Stored records

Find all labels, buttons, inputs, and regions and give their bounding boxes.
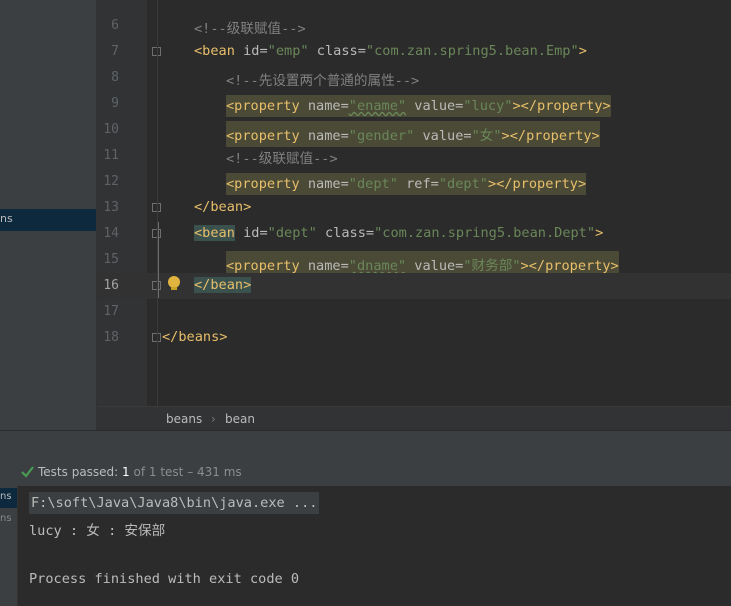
xml-value: "com.zan.spring5.bean.Dept" [374,225,596,241]
line-number: 13 [103,200,119,215]
line-number: 18 [103,330,119,345]
line-number: 10 [103,122,119,137]
code-line-9: 9 <property name="ename" value="lucy"></… [97,91,731,117]
test-status-bar: Tests passed: 1 of 1 test – 431 ms [0,458,731,487]
lightbulb-icon[interactable] [168,276,180,290]
line-number: 11 [103,148,119,163]
code-line-11: 11 <!--级联赋值--> [97,143,731,169]
xml-attr: name= [307,128,349,144]
xml-attr: value= [422,128,472,144]
xml-tag: </bean> [194,199,252,215]
run-tree-item[interactable]: ns [0,491,12,502]
code-line-7: 7 <bean id="emp" class="com.zan.spring5.… [97,39,731,65]
project-selected-item[interactable]: ns [0,209,96,231]
code-line-14: 14 <bean id="dept" class="com.zan.spring… [97,221,731,247]
xml-tag: <property [226,258,300,274]
code-text: <property name="dept" ref="dept"></prope… [226,173,587,195]
xml-attr: id= [243,43,268,59]
code-line-6: 6 <!--级联赋值--> [97,13,731,39]
tests-detail: of 1 test – 431 ms [133,465,242,479]
line-number: 17 [103,304,119,319]
xml-tag-close: ></property> [501,128,600,144]
xml-value: "ename" [348,98,407,114]
xml-tag: <property [226,176,300,192]
xml-value: "gender" [348,128,415,144]
test-status: Tests passed: 1 of 1 test – 431 ms [38,465,242,479]
line-number: 16 [103,278,119,293]
xml-comment: <!--先设置两个普通的属性--> [226,73,420,89]
run-toolbar [0,430,731,459]
xml-attr: class= [324,225,375,241]
line-number: 6 [111,18,119,33]
breadcrumb-item-beans[interactable]: beans [166,412,202,426]
xml-tag-close: > [578,43,587,59]
tests-passed-count: 1 [122,465,130,479]
line-number: 12 [103,174,119,189]
tests-passed-label: Tests passed: [38,465,119,479]
xml-tag-close: ></property> [487,176,587,192]
xml-tag-close: > [595,225,604,241]
check-icon [21,466,34,478]
breadcrumb-separator-icon: › [211,412,216,426]
xml-value: "emp" [267,43,309,59]
xml-tag: <property [226,98,300,114]
project-panel: ns [0,0,97,430]
code-line-8: 8 <!--先设置两个普通的属性--> [97,65,731,91]
xml-value: "lucy" [463,98,513,114]
line-number: 9 [111,96,119,111]
xml-value: "财务部" [463,258,521,274]
xml-value: "dname" [348,258,407,274]
xml-tag: <bean [194,43,235,59]
line-number: 8 [111,70,119,85]
code-line-15: 15 <property name="dname" value="财务部"></… [97,247,731,277]
xml-attr: class= [316,43,366,59]
xml-comment: <!--级联赋值--> [226,151,338,167]
code-text: <bean id="dept" class="com.zan.spring5.b… [194,225,603,241]
indent-guide [157,0,158,406]
line-number: 14 [103,226,119,241]
console-command-line[interactable]: F:\soft\Java\Java8\bin\java.exe ... [29,492,320,514]
code-line-16: 16 </bean> [97,273,731,299]
console-exit-line: Process finished with exit code 0 [29,571,300,587]
xml-value: "dept" [348,176,398,192]
xml-attr: ref= [406,176,439,192]
xml-attr: value= [414,98,464,114]
run-tree-item[interactable]: ns [0,513,12,524]
xml-value: "女" [471,128,502,144]
code-line-17: 17 [97,299,731,325]
change-marker [158,222,159,298]
run-tree-panel: ns ns [0,486,18,606]
breadcrumb-item-bean[interactable]: bean [225,412,255,426]
xml-value: "com.zan.spring5.bean.Emp" [365,43,579,59]
xml-tag-close: ></property> [512,98,611,114]
xml-tag: <bean [194,225,235,241]
code-line-10: 10 <property name="gender" value="女"></p… [97,117,731,147]
xml-tag-close: ></property> [520,258,619,274]
xml-attr: name= [307,98,349,114]
xml-attr: name= [307,176,349,192]
project-selected-label: ns [0,212,13,225]
xml-tag: </bean> [194,277,252,293]
xml-value: "dept" [267,225,317,241]
xml-attr: id= [243,225,268,241]
breadcrumb: beans › bean [97,406,731,431]
xml-value: "dept" [438,176,488,192]
console-output-line: lucy : 女 : 安保部 [29,523,166,539]
console-output[interactable]: F:\soft\Java\Java8\bin\java.exe ... lucy… [18,486,731,606]
line-number: 15 [103,252,119,267]
code-text: <property name="ename" value="lucy"></pr… [226,95,611,117]
xml-attr: name= [307,258,349,274]
code-line-18: 18 </beans> [97,325,731,351]
code-line-12: 12 <property name="dept" ref="dept"></pr… [97,169,731,195]
xml-tag: </beans> [162,329,228,345]
xml-comment: <!--级联赋值--> [194,21,306,37]
line-number: 7 [111,44,119,59]
xml-attr: value= [414,258,464,274]
code-line-13: 13 </bean> [97,195,731,221]
xml-tag: <property [226,128,300,144]
code-editor[interactable]: 6 <!--级联赋值--> 7 <bean id="emp" class="co… [97,0,731,406]
code-text: <bean id="emp" class="com.zan.spring5.be… [194,43,587,59]
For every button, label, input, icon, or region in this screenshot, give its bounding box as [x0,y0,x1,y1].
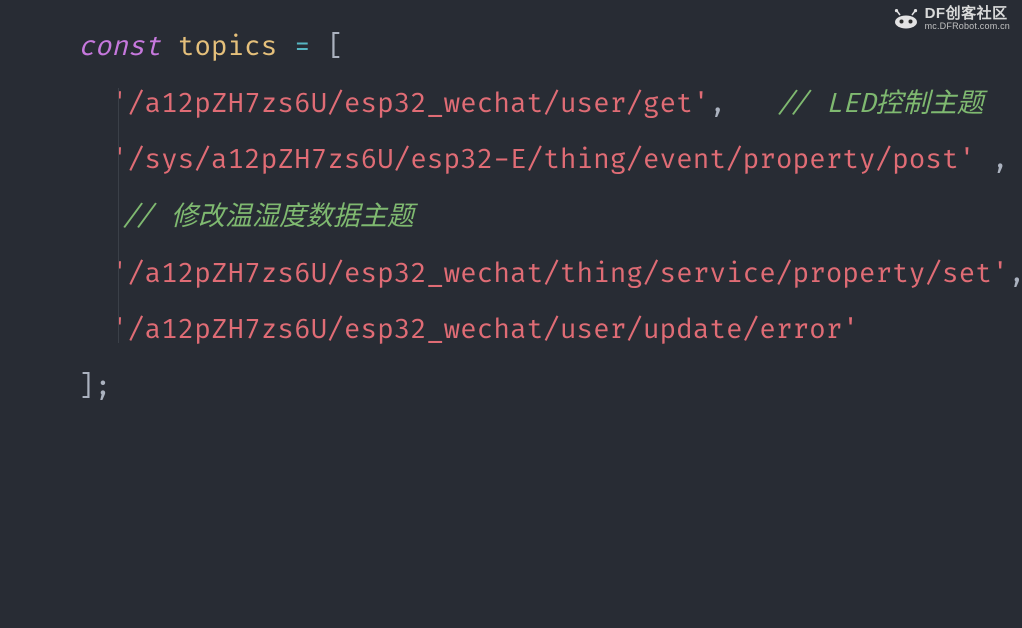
operator-assign: = [294,31,311,64]
string-topic-2: '/sys/a12pZH7zs6U/esp32-E/thing/event/pr… [111,144,975,177]
code-block: const topics = [ '/a12pZH7zs6U/esp32_wec… [0,0,1022,427]
indent-guide [118,88,119,343]
code-line-close: ]; [78,360,1022,417]
code-line-topic-4: '/a12pZH7zs6U/esp32_wechat/user/update/e… [78,303,1022,360]
string-topic-4: '/a12pZH7zs6U/esp32_wechat/user/update/e… [111,314,859,347]
keyword-const: const [78,31,161,64]
code-line-decl: const topics = [ [78,20,1022,77]
comma: , [709,88,726,121]
comment-led: // LED控制主题 [776,88,984,121]
code-line-topic-1: '/a12pZH7zs6U/esp32_wechat/user/get', //… [78,77,1022,134]
comma: , [992,144,1009,177]
string-topic-3: '/a12pZH7zs6U/esp32_wechat/thing/service… [111,258,1008,291]
comma: , [1008,258,1022,291]
string-topic-1: '/a12pZH7zs6U/esp32_wechat/user/get' [111,88,709,121]
semicolon: ; [95,371,112,404]
comment-temp: // 修改温湿度数据主题 [121,201,414,234]
bracket-close: ] [78,371,95,404]
bracket-open: [ [327,31,344,64]
code-line-topic-2: '/sys/a12pZH7zs6U/esp32-E/thing/event/pr… [78,133,1022,246]
variable-topics: topics [178,31,278,64]
code-line-topic-3: '/a12pZH7zs6U/esp32_wechat/thing/service… [78,247,1022,304]
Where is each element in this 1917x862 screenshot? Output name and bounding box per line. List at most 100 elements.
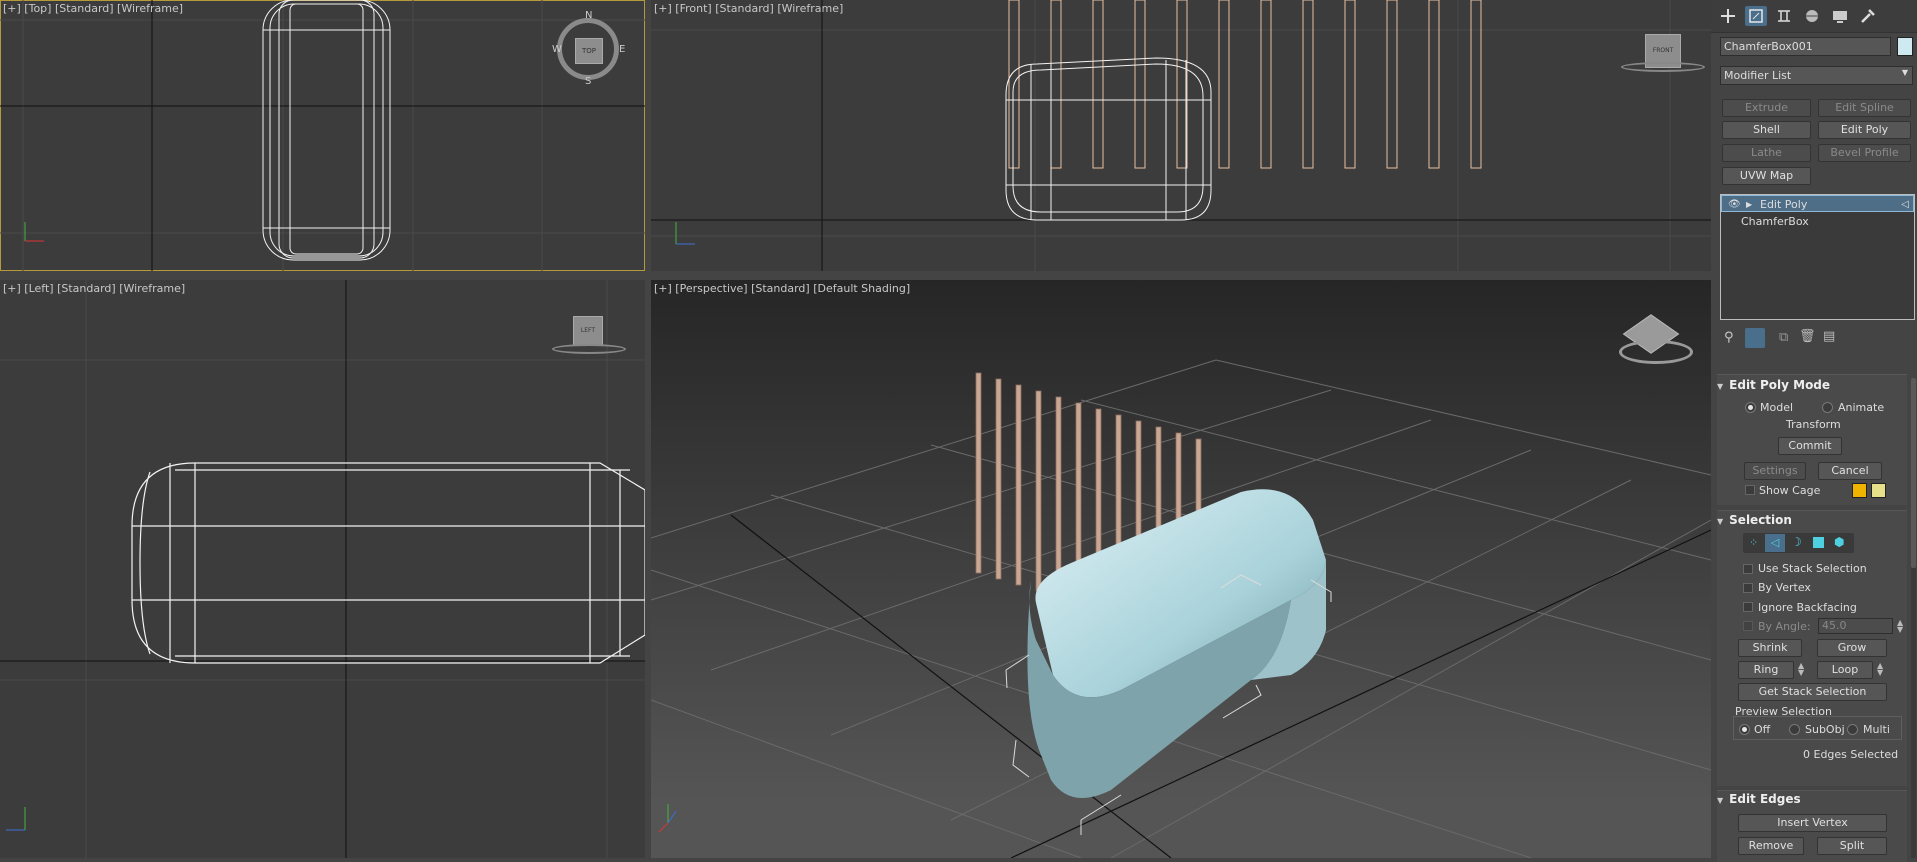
bevel-profile-button[interactable]: Bevel Profile xyxy=(1818,144,1911,162)
viewport-label-front[interactable]: [+] [Front] [Standard] [Wireframe] xyxy=(654,2,843,15)
top-wireframe xyxy=(0,0,645,271)
viewcube-top-face[interactable]: TOP xyxy=(575,38,603,64)
grow-button[interactable]: Grow xyxy=(1817,639,1887,657)
perspective-scene xyxy=(651,359,1711,858)
edit-edges-header[interactable]: ▼ Edit Edges xyxy=(1717,792,1801,810)
modify-tab-icon[interactable] xyxy=(1745,6,1767,26)
loop-button[interactable]: Loop xyxy=(1817,661,1873,679)
stack-item-chamferbox[interactable]: ChamferBox xyxy=(1721,213,1914,230)
preview-multi-label: Multi xyxy=(1863,723,1890,736)
display-tab-icon[interactable] xyxy=(1829,6,1851,26)
settings-button[interactable]: Settings xyxy=(1744,462,1806,480)
modifier-stack[interactable]: 👁 ▶ Edit Poly ◁ ChamferBox xyxy=(1720,194,1915,320)
viewport-label-top[interactable]: [+] [Top] [Standard] [Wireframe] xyxy=(3,2,183,15)
front-wireframe xyxy=(651,0,1711,271)
cancel-button[interactable]: Cancel xyxy=(1818,462,1882,480)
viewcube-compass[interactable]: TOP N S E W xyxy=(552,10,627,88)
command-panel: ChamferBox001 Modifier List ▼ Extrude Ed… xyxy=(1711,0,1917,862)
selection-header[interactable]: ▼ Selection xyxy=(1717,513,1792,531)
motion-tab-icon[interactable] xyxy=(1801,6,1823,26)
rollout-title: Edit Poly Mode xyxy=(1729,378,1831,392)
pin-stack-icon[interactable]: ⚲ xyxy=(1724,330,1734,345)
viewport-perspective[interactable]: [+] [Perspective] [Standard] [Default Sh… xyxy=(651,280,1711,858)
ring-button[interactable]: Ring xyxy=(1738,661,1794,679)
stack-item-label: ChamferBox xyxy=(1741,215,1809,228)
use-stack-selection-checkbox[interactable] xyxy=(1743,564,1753,574)
angle-spinner[interactable]: ▲ ▼ xyxy=(1897,619,1903,634)
ignore-backfacing-checkbox[interactable] xyxy=(1743,602,1753,612)
viewcube-left[interactable]: LEFT xyxy=(573,316,603,346)
viewport-top[interactable]: [+] [Top] [Standard] [Wireframe] TOP N S… xyxy=(0,0,645,271)
object-name-field[interactable]: ChamferBox001 xyxy=(1720,37,1891,56)
edit-poly-button[interactable]: Edit Poly xyxy=(1818,121,1911,139)
insert-vertex-button[interactable]: Insert Vertex xyxy=(1738,814,1887,832)
get-stack-selection-button[interactable]: Get Stack Selection xyxy=(1738,683,1887,701)
cage-selected-color-swatch[interactable] xyxy=(1871,483,1886,498)
viewport-label-perspective[interactable]: [+] [Perspective] [Standard] [Default Sh… xyxy=(654,282,910,295)
split-button[interactable]: Split xyxy=(1817,837,1887,855)
viewcube-left-ring xyxy=(552,344,626,354)
compass-e: E xyxy=(619,44,626,55)
edit-spline-button[interactable]: Edit Spline xyxy=(1818,99,1911,117)
edge-icon[interactable]: ◁ xyxy=(1765,534,1785,552)
front-box xyxy=(1005,57,1212,221)
shell-button[interactable]: Shell xyxy=(1722,121,1811,139)
vertex-icon[interactable]: ⁘ xyxy=(1749,536,1758,549)
commit-button[interactable]: Commit xyxy=(1778,437,1842,455)
viewcube-front-ring xyxy=(1621,62,1705,72)
preview-multi-radio[interactable] xyxy=(1847,724,1858,735)
lathe-button[interactable]: Lathe xyxy=(1722,144,1811,162)
preview-off-radio[interactable] xyxy=(1739,724,1750,735)
element-icon[interactable]: ⬢ xyxy=(1834,535,1844,549)
polygon-icon[interactable] xyxy=(1813,537,1824,548)
make-unique-icon[interactable]: ⧉ xyxy=(1779,330,1788,345)
front-slats xyxy=(1008,0,1482,169)
animate-radio[interactable] xyxy=(1822,402,1833,413)
animate-label: Animate xyxy=(1838,401,1885,414)
preview-off-label: Off xyxy=(1754,723,1771,736)
compass-s: S xyxy=(585,76,592,87)
transform-label: Transform xyxy=(1786,418,1841,431)
show-cage-checkbox[interactable] xyxy=(1745,485,1755,495)
modifier-list-dropdown[interactable]: Modifier List ▼ xyxy=(1720,66,1913,85)
stack-item-edit-poly[interactable]: 👁 ▶ Edit Poly ◁ xyxy=(1721,195,1914,212)
configure-sets-icon[interactable]: ▤ xyxy=(1823,329,1835,344)
stack-item-label: Edit Poly xyxy=(1760,198,1808,211)
preview-subobj-radio[interactable] xyxy=(1789,724,1800,735)
remove-button[interactable]: Remove xyxy=(1738,837,1804,855)
remove-modifier-icon[interactable]: 🗑 xyxy=(1799,329,1816,344)
border-icon[interactable]: ☽ xyxy=(1791,535,1802,549)
preview-subobj-label: SubObj xyxy=(1805,723,1845,736)
edit-poly-mode-header[interactable]: ▼ Edit Poly Mode xyxy=(1717,378,1830,396)
left-wireframe xyxy=(0,280,645,858)
create-tab-icon[interactable] xyxy=(1717,6,1739,26)
viewport-front[interactable]: [+] [Front] [Standard] [Wireframe] FRONT xyxy=(651,0,1711,271)
by-vertex-checkbox[interactable] xyxy=(1743,583,1753,593)
loop-spinner[interactable]: ▲ ▼ xyxy=(1877,662,1883,677)
rollout-title: Edit Edges xyxy=(1729,792,1801,806)
utilities-tab-icon[interactable] xyxy=(1857,6,1879,26)
uvw-map-button[interactable]: UVW Map xyxy=(1722,167,1811,185)
left-box xyxy=(131,462,645,664)
subobject-toolbar: ⁘ ◁ ☽ ⬢ xyxy=(1743,533,1854,553)
viewport-label-left[interactable]: [+] [Left] [Standard] [Wireframe] xyxy=(3,282,185,295)
viewport-left[interactable]: [+] [Left] [Standard] [Wireframe] LEFT xyxy=(0,280,645,858)
panel-scrollbar[interactable] xyxy=(1911,378,1916,858)
expand-triangle-icon[interactable]: ▶ xyxy=(1746,196,1752,213)
show-end-result-icon[interactable] xyxy=(1745,328,1765,348)
extrude-button[interactable]: Extrude xyxy=(1722,99,1811,117)
hierarchy-tab-icon[interactable] xyxy=(1773,6,1795,26)
selection-status-text: 0 Edges Selected xyxy=(1803,748,1899,761)
compass-w: W xyxy=(552,44,562,55)
pin-arrow-icon: ◁ xyxy=(1901,199,1909,210)
ring-spinner[interactable]: ▲ ▼ xyxy=(1798,662,1804,677)
by-vertex-label: By Vertex xyxy=(1758,581,1811,594)
by-angle-input[interactable]: 45.0 xyxy=(1818,618,1893,634)
eye-icon[interactable]: 👁 xyxy=(1728,196,1741,213)
shrink-button[interactable]: Shrink xyxy=(1738,639,1802,657)
object-color-swatch[interactable] xyxy=(1897,37,1913,56)
cage-color-swatch[interactable] xyxy=(1852,483,1867,498)
scrollbar-thumb[interactable] xyxy=(1911,378,1916,568)
by-angle-checkbox[interactable] xyxy=(1743,621,1753,631)
model-radio[interactable] xyxy=(1745,402,1756,413)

> **Exercise description**:
Pull out every line of the records above that contains the string "radio", matching case exactly.

> **Solution to this exercise**:
preview-multi-radio[interactable] xyxy=(1847,724,1858,735)
preview-off-radio[interactable] xyxy=(1739,724,1750,735)
animate-radio[interactable] xyxy=(1822,402,1833,413)
preview-subobj-radio[interactable] xyxy=(1789,724,1800,735)
model-radio[interactable] xyxy=(1745,402,1756,413)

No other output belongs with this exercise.